GIVEN INSTRUCTION —
Reproduce every line of the records below exactly as it appears, leaving out the pictures.

---------------

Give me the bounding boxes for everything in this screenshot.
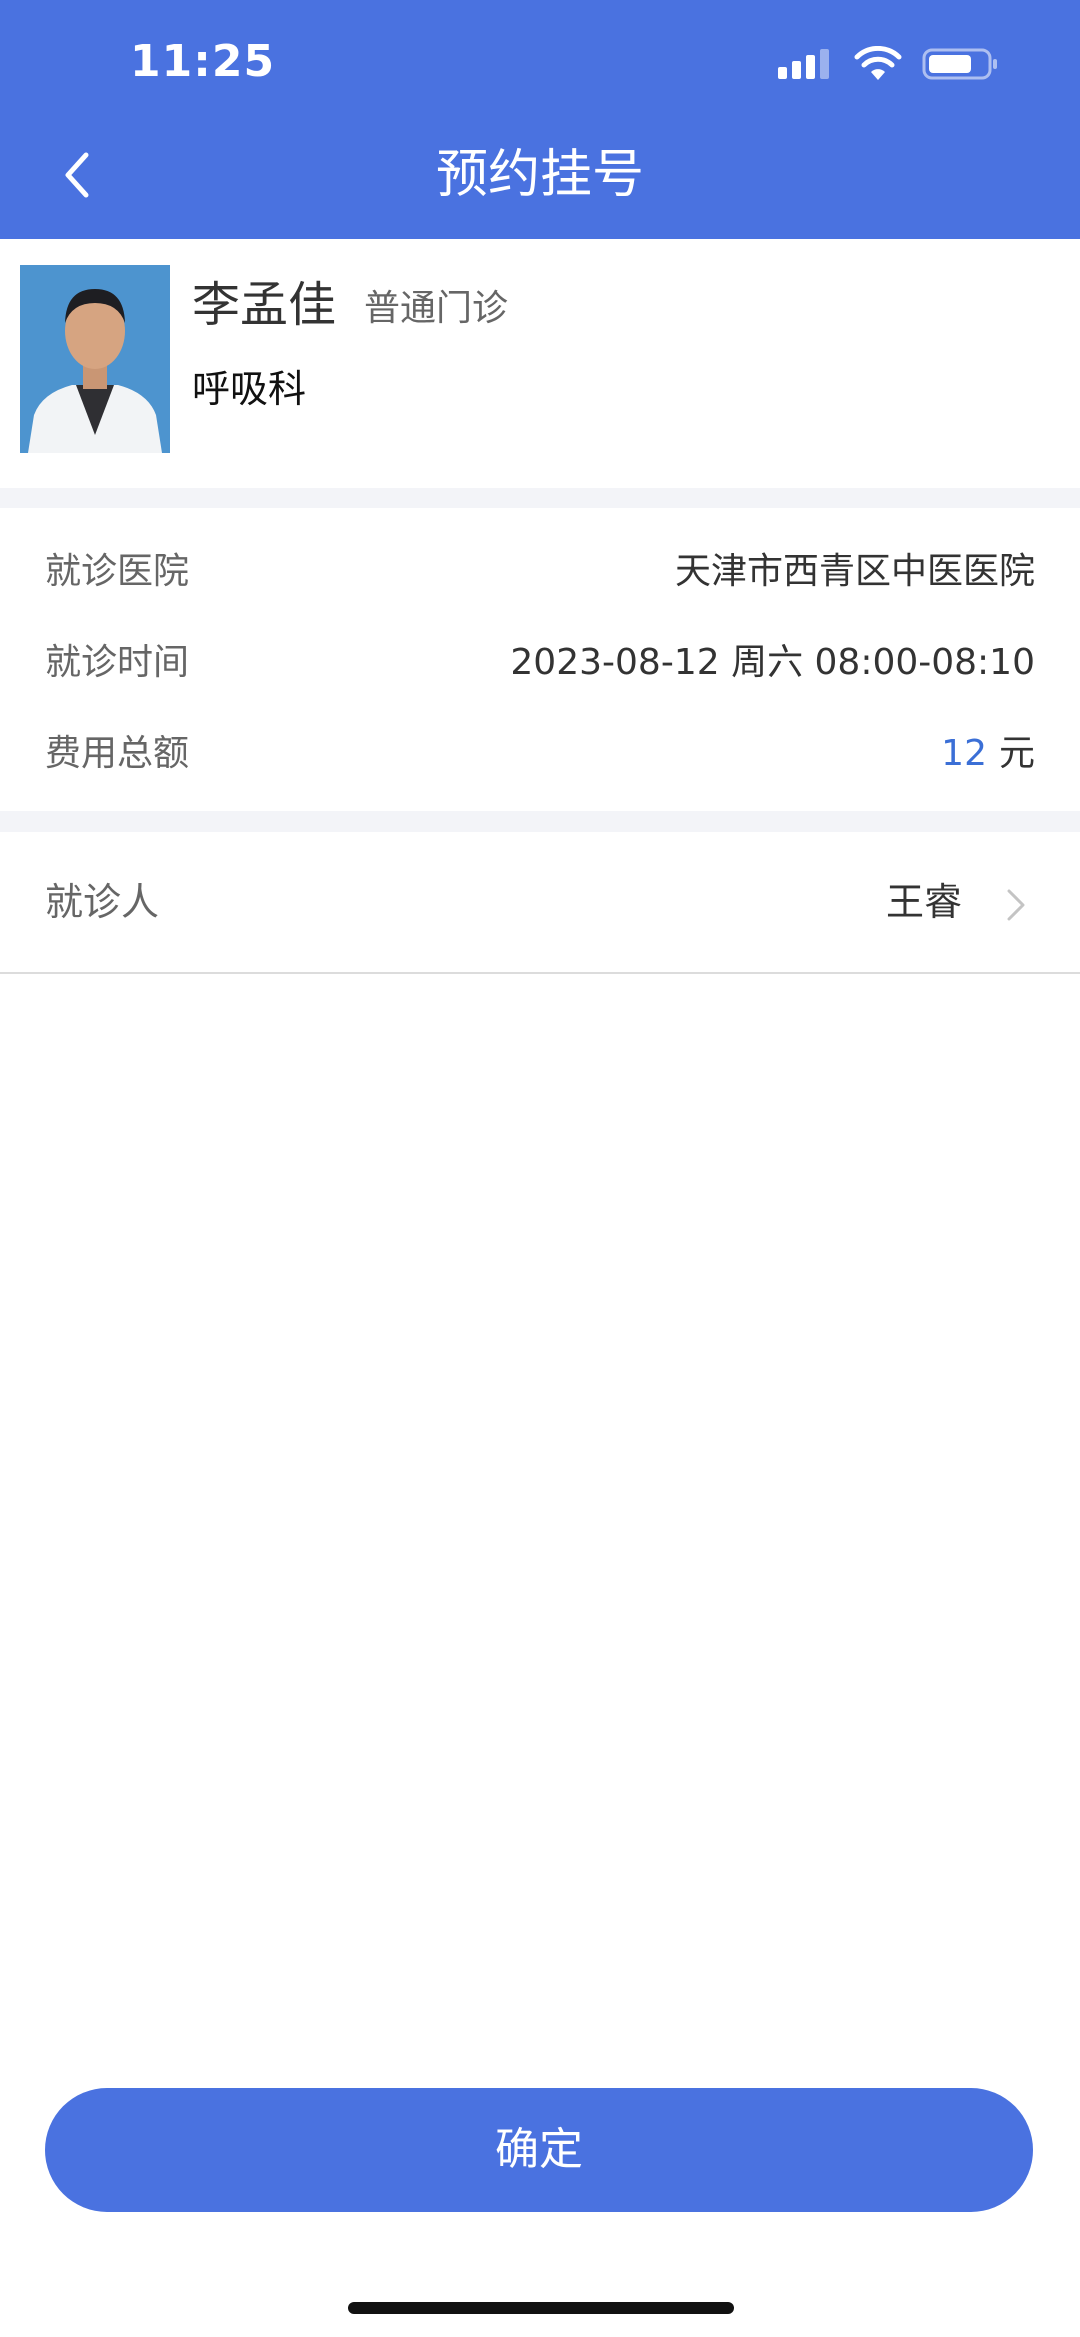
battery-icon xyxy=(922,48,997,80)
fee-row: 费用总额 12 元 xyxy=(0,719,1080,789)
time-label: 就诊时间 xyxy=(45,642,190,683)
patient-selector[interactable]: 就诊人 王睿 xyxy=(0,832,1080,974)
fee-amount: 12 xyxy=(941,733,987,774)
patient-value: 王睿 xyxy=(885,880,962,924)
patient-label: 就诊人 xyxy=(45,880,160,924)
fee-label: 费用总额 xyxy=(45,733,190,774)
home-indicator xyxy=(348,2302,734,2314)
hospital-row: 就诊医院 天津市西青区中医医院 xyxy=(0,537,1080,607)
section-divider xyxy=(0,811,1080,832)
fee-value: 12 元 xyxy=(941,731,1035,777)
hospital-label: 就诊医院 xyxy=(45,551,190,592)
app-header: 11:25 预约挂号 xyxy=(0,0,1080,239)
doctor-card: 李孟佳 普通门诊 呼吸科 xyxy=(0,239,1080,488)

---------------

TASK RESULT —
Give me the bounding boxes for everything in this screenshot.
battery-icon xyxy=(922,48,997,80)
fee-row: 费用总额 12 元 xyxy=(0,719,1080,789)
time-label: 就诊时间 xyxy=(45,642,190,683)
patient-selector[interactable]: 就诊人 王睿 xyxy=(0,832,1080,974)
fee-amount: 12 xyxy=(941,733,987,774)
patient-value: 王睿 xyxy=(885,880,962,924)
patient-label: 就诊人 xyxy=(45,880,160,924)
fee-label: 费用总额 xyxy=(45,733,190,774)
home-indicator xyxy=(348,2302,734,2314)
hospital-row: 就诊医院 天津市西青区中医医院 xyxy=(0,537,1080,607)
section-divider xyxy=(0,811,1080,832)
fee-value: 12 元 xyxy=(941,731,1035,777)
hospital-label: 就诊医院 xyxy=(45,551,190,592)
app-header: 11:25 预约挂号 xyxy=(0,0,1080,239)
doctor-card: 李孟佳 普通门诊 呼吸科 xyxy=(0,239,1080,488)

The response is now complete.